[Dataset entries]
■ ■ ■

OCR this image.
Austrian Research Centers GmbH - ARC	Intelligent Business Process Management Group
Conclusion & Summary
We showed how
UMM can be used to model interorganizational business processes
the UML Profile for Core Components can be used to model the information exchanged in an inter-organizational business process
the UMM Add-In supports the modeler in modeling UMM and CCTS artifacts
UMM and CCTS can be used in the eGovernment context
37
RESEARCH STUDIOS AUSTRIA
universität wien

■ ■ ■

▸ Your task
Please reproduce each line exactly as written.

▸ Task response
OCR this image.
Austrian Research Centers GmbH - ARC	Intelligent Business Process Management Group
Conclusion & Summary
We showed how
UMM can be used to model interorganizational business processes
the UML Profile for Core Components can be used to model the information exchanged in an inter-organizational business process
the UMM Add-In supports the modeler in modeling UMM and CCTS artifacts
UMM and CCTS can be used in the eGovernment context
37
RESEARCH STUDIOS AUSTRIA
universität wien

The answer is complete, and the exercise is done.